Stored records
* * * * *
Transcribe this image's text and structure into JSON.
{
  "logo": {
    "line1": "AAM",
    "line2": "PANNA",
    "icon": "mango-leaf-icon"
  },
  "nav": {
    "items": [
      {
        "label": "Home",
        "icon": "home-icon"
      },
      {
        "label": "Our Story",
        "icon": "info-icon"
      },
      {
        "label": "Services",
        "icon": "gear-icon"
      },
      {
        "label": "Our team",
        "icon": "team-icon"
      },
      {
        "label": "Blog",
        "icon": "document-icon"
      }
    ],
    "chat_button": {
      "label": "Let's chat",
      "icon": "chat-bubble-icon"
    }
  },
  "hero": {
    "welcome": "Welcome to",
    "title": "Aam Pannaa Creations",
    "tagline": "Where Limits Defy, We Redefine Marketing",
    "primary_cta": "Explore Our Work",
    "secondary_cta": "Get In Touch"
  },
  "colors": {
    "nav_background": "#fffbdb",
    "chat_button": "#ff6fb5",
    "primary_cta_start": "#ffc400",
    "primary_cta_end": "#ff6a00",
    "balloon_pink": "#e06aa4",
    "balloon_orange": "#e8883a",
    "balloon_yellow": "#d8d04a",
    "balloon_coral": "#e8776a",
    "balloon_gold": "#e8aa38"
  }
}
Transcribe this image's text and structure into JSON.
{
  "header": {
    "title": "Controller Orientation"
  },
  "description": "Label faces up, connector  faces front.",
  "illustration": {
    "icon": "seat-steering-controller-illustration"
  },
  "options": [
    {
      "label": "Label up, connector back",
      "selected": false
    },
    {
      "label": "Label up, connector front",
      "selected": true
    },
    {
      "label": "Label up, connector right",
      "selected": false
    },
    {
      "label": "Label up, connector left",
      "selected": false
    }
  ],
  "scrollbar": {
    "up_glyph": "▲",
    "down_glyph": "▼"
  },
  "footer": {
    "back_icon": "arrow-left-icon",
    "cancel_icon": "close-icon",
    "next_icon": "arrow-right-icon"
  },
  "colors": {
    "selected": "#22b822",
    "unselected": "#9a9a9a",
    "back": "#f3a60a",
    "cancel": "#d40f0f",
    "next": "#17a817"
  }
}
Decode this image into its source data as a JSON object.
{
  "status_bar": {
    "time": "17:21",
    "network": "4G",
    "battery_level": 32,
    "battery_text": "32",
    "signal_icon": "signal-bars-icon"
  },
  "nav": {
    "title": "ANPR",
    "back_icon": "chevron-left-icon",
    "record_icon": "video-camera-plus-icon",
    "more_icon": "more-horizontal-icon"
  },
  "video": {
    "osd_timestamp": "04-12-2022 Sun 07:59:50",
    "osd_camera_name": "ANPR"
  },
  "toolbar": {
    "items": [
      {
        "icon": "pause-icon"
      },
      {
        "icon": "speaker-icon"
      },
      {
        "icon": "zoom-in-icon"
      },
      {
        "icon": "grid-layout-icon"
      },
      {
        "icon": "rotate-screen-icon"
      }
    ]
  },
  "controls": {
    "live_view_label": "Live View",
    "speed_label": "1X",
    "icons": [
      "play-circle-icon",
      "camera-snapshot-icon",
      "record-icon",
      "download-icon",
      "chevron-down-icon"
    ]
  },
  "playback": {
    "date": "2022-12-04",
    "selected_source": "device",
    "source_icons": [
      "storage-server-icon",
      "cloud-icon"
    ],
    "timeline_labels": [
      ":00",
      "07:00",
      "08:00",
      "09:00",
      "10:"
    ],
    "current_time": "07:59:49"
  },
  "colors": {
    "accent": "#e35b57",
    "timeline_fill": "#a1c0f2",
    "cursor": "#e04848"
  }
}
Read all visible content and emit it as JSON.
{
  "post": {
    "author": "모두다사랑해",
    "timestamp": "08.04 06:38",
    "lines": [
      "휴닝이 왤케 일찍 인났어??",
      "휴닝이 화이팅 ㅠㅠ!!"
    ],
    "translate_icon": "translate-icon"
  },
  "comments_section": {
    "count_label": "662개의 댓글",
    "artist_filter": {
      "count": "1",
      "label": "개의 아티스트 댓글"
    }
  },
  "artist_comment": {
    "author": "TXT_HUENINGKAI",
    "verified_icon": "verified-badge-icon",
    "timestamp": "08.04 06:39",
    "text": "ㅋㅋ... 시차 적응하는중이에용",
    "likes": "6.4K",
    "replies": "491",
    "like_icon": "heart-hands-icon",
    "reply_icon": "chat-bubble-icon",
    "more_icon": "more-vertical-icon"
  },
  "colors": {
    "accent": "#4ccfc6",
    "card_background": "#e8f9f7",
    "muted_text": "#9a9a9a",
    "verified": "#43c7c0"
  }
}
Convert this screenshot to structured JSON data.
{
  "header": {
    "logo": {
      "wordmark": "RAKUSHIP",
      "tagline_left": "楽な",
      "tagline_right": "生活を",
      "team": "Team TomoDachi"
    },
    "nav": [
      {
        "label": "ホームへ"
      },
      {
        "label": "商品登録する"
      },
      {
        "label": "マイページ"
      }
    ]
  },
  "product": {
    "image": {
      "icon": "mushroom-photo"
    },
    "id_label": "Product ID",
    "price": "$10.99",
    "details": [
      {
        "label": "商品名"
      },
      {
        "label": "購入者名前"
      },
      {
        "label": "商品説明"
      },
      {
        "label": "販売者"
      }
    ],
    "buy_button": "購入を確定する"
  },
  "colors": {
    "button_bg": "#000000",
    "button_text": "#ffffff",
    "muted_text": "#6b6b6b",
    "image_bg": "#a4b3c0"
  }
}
* * * * *
● **Exercise aim**
Your task is to extract the lines running from the one with "Convert this screenshot" to the end of the material, inclusive, copying each exactly and adding nothing.

● **Correct response**
Convert this screenshot to structured JSON data.
{
  "header": {
    "logo": {
      "wordmark": "RAKUSHIP",
      "tagline_left": "楽な",
      "tagline_right": "生活を",
      "team": "Team TomoDachi"
    },
    "nav": [
      {
        "label": "ホームへ"
      },
      {
        "label": "商品登録する"
      },
      {
        "label": "マイページ"
      }
    ]
  },
  "product": {
    "image": {
      "icon": "mushroom-photo"
    },
    "id_label": "Product ID",
    "price": "$10.99",
    "details": [
      {
        "label": "商品名"
      },
      {
        "label": "購入者名前"
      },
      {
        "label": "商品説明"
      },
      {
        "label": "販売者"
      }
    ],
    "buy_button": "購入を確定する"
  },
  "colors": {
    "button_bg": "#000000",
    "button_text": "#ffffff",
    "muted_text": "#6b6b6b",
    "image_bg": "#a4b3c0"
  }
}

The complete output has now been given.